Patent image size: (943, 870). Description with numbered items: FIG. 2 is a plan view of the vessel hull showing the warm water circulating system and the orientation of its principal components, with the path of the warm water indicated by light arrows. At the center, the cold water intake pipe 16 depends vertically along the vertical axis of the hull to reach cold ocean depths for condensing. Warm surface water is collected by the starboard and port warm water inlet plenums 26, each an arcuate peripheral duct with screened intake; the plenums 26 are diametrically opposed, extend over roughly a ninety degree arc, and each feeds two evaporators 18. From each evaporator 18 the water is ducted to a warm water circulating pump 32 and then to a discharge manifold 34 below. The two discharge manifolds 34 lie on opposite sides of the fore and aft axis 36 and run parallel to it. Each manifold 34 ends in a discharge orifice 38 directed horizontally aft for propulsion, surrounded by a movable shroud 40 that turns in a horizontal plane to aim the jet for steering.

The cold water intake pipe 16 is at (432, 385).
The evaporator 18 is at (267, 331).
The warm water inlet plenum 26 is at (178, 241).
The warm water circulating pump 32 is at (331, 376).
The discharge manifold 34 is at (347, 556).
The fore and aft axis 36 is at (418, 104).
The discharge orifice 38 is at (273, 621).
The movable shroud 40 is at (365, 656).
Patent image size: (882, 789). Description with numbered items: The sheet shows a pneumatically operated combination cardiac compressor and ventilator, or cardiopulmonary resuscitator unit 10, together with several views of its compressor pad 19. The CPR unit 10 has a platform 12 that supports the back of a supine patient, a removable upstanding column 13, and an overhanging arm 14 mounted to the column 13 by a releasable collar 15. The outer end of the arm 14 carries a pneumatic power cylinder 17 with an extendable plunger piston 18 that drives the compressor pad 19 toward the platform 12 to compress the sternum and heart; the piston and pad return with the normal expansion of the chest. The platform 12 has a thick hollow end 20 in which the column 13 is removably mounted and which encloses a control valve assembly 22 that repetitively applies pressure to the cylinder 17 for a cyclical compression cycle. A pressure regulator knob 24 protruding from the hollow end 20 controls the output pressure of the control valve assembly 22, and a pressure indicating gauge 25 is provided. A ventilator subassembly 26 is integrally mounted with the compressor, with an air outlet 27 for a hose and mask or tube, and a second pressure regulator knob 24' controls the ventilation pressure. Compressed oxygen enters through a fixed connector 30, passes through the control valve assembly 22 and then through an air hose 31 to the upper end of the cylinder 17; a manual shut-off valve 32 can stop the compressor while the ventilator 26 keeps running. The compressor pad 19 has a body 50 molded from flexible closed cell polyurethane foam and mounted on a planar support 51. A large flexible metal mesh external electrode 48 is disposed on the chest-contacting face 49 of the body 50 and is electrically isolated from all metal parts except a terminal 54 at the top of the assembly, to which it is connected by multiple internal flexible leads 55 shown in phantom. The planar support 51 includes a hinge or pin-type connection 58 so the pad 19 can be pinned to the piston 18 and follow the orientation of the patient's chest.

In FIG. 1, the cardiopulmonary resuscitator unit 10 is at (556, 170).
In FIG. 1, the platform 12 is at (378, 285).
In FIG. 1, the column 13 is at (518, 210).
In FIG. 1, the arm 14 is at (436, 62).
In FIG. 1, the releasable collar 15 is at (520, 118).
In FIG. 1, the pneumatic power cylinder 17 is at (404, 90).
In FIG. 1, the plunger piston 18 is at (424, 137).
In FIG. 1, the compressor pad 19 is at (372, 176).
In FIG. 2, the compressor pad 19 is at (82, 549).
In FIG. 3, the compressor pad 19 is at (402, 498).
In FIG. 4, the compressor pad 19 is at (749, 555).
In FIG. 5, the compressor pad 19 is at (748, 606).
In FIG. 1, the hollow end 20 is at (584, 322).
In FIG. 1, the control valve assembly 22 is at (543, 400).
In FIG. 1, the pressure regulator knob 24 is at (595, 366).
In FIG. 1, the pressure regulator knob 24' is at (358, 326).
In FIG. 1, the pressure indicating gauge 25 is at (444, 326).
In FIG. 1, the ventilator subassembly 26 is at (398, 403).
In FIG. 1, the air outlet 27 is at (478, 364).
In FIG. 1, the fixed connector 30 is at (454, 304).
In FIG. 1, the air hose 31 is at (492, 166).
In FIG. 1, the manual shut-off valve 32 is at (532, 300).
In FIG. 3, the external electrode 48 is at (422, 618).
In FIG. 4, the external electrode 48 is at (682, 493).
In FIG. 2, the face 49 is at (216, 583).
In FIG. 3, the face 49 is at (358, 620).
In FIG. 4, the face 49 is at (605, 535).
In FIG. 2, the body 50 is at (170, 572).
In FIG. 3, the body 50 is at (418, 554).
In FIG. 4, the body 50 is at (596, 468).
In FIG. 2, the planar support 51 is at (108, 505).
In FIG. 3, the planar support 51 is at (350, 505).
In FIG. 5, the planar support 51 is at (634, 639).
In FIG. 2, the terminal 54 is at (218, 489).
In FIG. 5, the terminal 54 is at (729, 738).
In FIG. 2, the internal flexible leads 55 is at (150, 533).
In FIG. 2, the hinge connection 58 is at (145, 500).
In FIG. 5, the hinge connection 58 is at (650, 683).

+-------+

WORK INSTRUCTIONS: Please put every line of the rows above into a Markdown table with two columns, No and Line, numbering the lines in order and leaving out any blank lines.

WORKED SOLUTION:
| No | Line |
|---|---|
| 1 | Patent image size: (943, 870). Description with numbered items: FIG. 2 is a plan view of the vessel hull showing the warm water circulating system and the orientation of its principal components, with the path of the warm water indicated by light arrows. At the center, the cold water intake pipe 16 depends vertically along the vertical axis of the hull to reach cold ocean depths for condensing. Warm surface water is collected by the starboard and port warm water inlet plenums 26, each an arcuate peripheral duct with screened intake; the plenums 26 are diametrically opposed, extend over roughly a ninety degree arc, and each feeds two evaporators 18. From each evaporator 18 the water is ducted to a warm water circulating pump 32 and then to a discharge manifold 34 below. The two discharge manifolds 34 lie on opposite sides of the fore and aft axis 36 and run parallel to it. Each manifold 34 ends in a discharge orifice 38 directed horizontally aft for propulsion, surrounded by a movable shroud 40 that turns in a horizontal plane to aim the jet for steering. |
| 2 | The cold water intake pipe 16 is at (432, 385). |
| 3 | The evaporator 18 is at (267, 331). |
| 4 | The warm water inlet plenum 26 is at (178, 241). |
| 5 | The warm water circulating pump 32 is at (331, 376). |
| 6 | The discharge manifold 34 is at (347, 556). |
| 7 | The fore and aft axis 36 is at (418, 104). |
| 8 | The discharge orifice 38 is at (273, 621). |
| 9 | The movable shroud 40 is at (365, 656). |
| 10 | Patent image size: (882, 789). Description with numbered items: The sheet shows a pneumatically operated combination cardiac compressor and ventilator, or cardiopulmonary resuscitator unit 10, together with several views of its compressor pad 19. The CPR unit 10 has a platform 12 that supports the back of a supine patient, a removable upstanding column 13, and an overhanging arm 14 mounted to the column 13 by a releasable collar 15. The outer end of the arm 14 carries a pneumatic power cylinder 17 with an extendable plunger piston 18 that drives the compressor pad 19 toward the platform 12 to compress the sternum and heart; the piston and pad return with the normal expansion of the chest. The platform 12 has a thick hollow end 20 in which the column 13 is removably mounted and which encloses a control valve assembly 22 that repetitively applies pressure to the cylinder 17 for a cyclical compression cycle. A pressure regulator knob 24 protruding from the hollow end 20 controls the output pressure of the control valve assembly 22, and a pressure indicating gauge 25 is provided. A ventilator subassembly 26 is integrally mounted with the compressor, with an air outlet 27 for a hose and mask or tube, and a second pressure regulator knob 24' controls the ventilation pressure. Compressed oxygen enters through a fixed connector 30, passes through the control valve assembly 22 and then through an air hose 31 to the upper end of the cylinder 17; a manual shut-off valve 32 can stop the compressor while the ventilator 26 keeps running. The compressor pad 19 has a body 50 molded from flexible closed cell polyurethane foam and mounted on a planar support 51. A large flexible metal mesh external electrode 48 is disposed on the chest-contacting face 49 of the body 50 and is electrically isolated from all metal parts except a terminal 54 at the top of the assembly, to which it is connected by multiple internal flexible leads 55 shown in phantom. The planar support 51 includes a hinge or pin-type connection 58 so the pad 19 can be pinned to the piston 18 and follow the orientation of the patient's chest. |
| 11 | In FIG. 1, the cardiopulmonary resuscitator unit 10 is at (556, 170). |
| 12 | In FIG. 1, the platform 12 is at (378, 285). |
| 13 | In FIG. 1, the column 13 is at (518, 210). |
| 14 | In FIG. 1, the arm 14 is at (436, 62). |
| 15 | In FIG. 1, the releasable collar 15 is at (520, 118). |
| 16 | In FIG. 1, the pneumatic power cylinder 17 is at (404, 90). |
| 17 | In FIG. 1, the plunger piston 18 is at (424, 137). |
| 18 | In FIG. 1, the compressor pad 19 is at (372, 176). |
| 19 | In FIG. 2, the compressor pad 19 is at (82, 549). |
| 20 | In FIG. 3, the compressor pad 19 is at (402, 498). |
| 21 | In FIG. 4, the compressor pad 19 is at (749, 555). |
| 22 | In FIG. 5, the compressor pad 19 is at (748, 606). |
| 23 | In FIG. 1, the hollow end 20 is at (584, 322). |
| 24 | In FIG. 1, the control valve assembly 22 is at (543, 400). |
| 25 | In FIG. 1, the pressure regulator knob 24 is at (595, 366). |
| 26 | In FIG. 1, the pressure regulator knob 24' is at (358, 326). |
| 27 | In FIG. 1, the pressure indicating gauge 25 is at (444, 326). |
| 28 | In FIG. 1, the ventilator subassembly 26 is at (398, 403). |
| 29 | In FIG. 1, the air outlet 27 is at (478, 364). |
| 30 | In FIG. 1, the fixed connector 30 is at (454, 304). |
| 31 | In FIG. 1, the air hose 31 is at (492, 166). |
| 32 | In FIG. 1, the manual shut-off valve 32 is at (532, 300). |
| 33 | In FIG. 3, the external electrode 48 is at (422, 618). |
| 34 | In FIG. 4, the external electrode 48 is at (682, 493). |
| 35 | In FIG. 2, the face 49 is at (216, 583). |
| 36 | In FIG. 3, the face 49 is at (358, 620). |
| 37 | In FIG. 4, the face 49 is at (605, 535). |
| 38 | In FIG. 2, the body 50 is at (170, 572). |
| 39 | In FIG. 3, the body 50 is at (418, 554). |
| 40 | In FIG. 4, the body 50 is at (596, 468). |
| 41 | In FIG. 2, the planar support 51 is at (108, 505). |
| 42 | In FIG. 3, the planar support 51 is at (350, 505). |
| 43 | In FIG. 5, the planar support 51 is at (634, 639). |
| 44 | In FIG. 2, the terminal 54 is at (218, 489). |
| 45 | In FIG. 5, the terminal 54 is at (729, 738). |
| 46 | In FIG. 2, the internal flexible leads 55 is at (150, 533). |
| 47 | In FIG. 2, the hinge connection 58 is at (145, 500). |
| 48 | In FIG. 5, the hinge connection 58 is at (650, 683). |